## [What to do]
Tally each line where the word "spool" occurs, then give only the total.

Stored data

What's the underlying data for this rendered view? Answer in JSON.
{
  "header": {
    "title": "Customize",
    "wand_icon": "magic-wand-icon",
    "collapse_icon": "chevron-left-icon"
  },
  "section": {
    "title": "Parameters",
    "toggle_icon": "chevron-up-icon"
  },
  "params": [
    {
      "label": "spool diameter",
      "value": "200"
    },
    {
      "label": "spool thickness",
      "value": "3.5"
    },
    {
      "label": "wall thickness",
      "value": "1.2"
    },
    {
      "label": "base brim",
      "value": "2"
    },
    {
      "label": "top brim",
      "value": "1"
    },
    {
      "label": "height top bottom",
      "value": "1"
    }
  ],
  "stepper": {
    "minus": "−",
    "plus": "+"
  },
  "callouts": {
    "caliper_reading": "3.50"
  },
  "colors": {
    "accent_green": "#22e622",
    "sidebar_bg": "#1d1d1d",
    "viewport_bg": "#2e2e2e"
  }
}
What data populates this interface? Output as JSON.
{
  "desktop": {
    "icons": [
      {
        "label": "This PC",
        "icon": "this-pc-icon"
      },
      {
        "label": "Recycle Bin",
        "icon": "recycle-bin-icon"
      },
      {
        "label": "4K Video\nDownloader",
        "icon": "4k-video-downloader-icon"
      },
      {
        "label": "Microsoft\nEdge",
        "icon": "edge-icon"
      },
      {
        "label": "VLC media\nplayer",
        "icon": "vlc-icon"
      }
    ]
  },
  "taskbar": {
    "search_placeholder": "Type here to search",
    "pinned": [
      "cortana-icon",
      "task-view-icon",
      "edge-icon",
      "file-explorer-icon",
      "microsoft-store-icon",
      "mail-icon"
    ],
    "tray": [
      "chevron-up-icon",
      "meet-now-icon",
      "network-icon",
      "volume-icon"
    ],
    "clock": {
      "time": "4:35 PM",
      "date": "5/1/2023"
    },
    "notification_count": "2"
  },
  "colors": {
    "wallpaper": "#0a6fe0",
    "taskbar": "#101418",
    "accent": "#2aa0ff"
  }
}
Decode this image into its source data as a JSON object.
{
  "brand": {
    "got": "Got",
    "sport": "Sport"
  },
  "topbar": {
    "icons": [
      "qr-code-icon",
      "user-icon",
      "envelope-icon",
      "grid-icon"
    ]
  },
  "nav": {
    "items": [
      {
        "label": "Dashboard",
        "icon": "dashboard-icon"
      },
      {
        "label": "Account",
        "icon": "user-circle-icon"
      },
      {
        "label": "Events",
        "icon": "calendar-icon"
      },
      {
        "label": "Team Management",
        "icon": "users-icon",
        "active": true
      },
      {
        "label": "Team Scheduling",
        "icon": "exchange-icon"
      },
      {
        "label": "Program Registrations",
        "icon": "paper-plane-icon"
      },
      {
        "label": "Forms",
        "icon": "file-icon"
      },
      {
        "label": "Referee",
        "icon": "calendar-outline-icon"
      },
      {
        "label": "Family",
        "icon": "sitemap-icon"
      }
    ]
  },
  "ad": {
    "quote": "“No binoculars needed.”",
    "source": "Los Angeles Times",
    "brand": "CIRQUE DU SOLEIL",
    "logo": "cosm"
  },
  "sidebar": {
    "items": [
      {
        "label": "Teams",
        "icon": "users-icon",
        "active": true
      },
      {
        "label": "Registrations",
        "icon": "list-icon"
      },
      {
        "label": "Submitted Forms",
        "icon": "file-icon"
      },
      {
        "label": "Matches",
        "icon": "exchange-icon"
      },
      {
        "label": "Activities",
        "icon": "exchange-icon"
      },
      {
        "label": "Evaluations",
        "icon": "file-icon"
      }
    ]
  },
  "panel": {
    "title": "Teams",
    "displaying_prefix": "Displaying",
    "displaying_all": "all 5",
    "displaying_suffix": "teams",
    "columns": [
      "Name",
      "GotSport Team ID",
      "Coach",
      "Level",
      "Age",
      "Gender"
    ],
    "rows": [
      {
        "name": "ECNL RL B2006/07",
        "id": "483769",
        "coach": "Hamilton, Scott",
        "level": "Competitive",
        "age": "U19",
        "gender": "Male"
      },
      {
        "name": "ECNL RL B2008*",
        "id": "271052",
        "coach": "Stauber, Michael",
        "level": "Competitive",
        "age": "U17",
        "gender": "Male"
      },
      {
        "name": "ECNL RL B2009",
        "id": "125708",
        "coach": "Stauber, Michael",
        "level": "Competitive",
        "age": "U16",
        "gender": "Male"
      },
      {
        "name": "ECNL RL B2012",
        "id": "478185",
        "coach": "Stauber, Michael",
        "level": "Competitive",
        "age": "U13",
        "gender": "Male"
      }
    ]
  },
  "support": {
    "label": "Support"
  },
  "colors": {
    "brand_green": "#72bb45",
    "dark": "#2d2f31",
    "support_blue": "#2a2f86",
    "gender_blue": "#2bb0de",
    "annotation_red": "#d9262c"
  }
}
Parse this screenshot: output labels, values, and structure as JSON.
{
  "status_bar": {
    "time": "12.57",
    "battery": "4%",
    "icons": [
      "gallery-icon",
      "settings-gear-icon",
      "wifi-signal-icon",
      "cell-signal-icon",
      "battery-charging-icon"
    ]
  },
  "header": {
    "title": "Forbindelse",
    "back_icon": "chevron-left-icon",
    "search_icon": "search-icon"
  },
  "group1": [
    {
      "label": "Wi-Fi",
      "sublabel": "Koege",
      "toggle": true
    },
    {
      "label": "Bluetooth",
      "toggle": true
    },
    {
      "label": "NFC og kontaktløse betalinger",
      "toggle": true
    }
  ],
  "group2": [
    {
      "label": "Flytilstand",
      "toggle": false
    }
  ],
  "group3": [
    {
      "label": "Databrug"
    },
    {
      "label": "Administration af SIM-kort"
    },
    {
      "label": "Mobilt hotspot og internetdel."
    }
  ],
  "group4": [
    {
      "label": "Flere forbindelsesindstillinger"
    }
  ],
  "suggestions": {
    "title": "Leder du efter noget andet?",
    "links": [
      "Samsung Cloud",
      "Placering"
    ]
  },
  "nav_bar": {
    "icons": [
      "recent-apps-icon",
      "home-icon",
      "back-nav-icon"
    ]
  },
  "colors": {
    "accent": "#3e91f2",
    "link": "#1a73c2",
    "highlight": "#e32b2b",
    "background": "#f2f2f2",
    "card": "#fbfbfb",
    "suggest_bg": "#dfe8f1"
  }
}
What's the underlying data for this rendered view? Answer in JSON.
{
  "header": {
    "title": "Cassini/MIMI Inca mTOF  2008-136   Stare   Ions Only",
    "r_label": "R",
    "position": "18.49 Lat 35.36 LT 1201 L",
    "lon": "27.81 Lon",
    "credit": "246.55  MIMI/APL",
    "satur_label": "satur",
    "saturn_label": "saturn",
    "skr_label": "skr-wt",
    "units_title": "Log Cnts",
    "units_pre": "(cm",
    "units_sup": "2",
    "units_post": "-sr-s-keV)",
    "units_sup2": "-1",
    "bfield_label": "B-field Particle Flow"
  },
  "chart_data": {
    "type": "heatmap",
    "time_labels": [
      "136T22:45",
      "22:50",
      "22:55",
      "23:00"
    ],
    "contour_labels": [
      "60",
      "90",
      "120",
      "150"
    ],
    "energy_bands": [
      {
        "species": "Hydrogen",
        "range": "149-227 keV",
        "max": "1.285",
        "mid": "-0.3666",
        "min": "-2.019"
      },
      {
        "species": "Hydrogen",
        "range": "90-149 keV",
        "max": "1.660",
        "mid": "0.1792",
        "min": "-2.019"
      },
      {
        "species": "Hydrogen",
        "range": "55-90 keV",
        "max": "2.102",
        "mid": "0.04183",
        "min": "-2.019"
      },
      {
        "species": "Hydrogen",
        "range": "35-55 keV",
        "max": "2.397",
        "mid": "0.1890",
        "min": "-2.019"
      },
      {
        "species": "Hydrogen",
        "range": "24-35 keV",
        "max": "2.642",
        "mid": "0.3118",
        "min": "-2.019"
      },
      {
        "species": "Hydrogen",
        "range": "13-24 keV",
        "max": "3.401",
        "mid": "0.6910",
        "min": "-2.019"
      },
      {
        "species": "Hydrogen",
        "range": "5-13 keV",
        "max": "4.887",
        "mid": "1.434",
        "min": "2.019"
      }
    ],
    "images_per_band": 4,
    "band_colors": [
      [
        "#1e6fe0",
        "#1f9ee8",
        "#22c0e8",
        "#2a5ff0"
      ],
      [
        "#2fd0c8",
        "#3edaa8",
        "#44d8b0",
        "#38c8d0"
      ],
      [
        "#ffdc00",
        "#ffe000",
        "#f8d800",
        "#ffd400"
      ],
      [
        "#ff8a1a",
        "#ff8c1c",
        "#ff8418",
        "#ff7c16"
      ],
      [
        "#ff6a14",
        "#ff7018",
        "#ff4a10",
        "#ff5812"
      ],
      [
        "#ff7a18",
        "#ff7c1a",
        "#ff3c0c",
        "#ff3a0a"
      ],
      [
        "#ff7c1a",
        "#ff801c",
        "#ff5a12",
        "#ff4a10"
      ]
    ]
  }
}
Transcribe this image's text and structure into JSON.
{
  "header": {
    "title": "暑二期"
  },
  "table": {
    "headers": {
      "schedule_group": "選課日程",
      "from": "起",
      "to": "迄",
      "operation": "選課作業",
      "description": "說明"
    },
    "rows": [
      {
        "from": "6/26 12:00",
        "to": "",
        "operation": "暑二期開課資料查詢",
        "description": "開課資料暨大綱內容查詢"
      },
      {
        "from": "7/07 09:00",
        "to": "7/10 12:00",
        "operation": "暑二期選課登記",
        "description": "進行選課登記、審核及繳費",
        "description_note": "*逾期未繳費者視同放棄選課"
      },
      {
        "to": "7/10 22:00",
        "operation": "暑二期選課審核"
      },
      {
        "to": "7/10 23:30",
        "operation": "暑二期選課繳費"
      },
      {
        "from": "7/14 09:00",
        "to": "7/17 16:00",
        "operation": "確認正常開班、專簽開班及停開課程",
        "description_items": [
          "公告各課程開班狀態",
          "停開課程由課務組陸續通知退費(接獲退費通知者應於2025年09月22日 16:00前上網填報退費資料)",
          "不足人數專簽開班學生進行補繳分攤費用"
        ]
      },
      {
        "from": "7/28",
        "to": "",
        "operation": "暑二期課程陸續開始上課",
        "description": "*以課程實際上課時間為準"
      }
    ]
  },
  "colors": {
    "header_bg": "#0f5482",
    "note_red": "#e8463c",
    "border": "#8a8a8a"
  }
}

## [Correct output]
2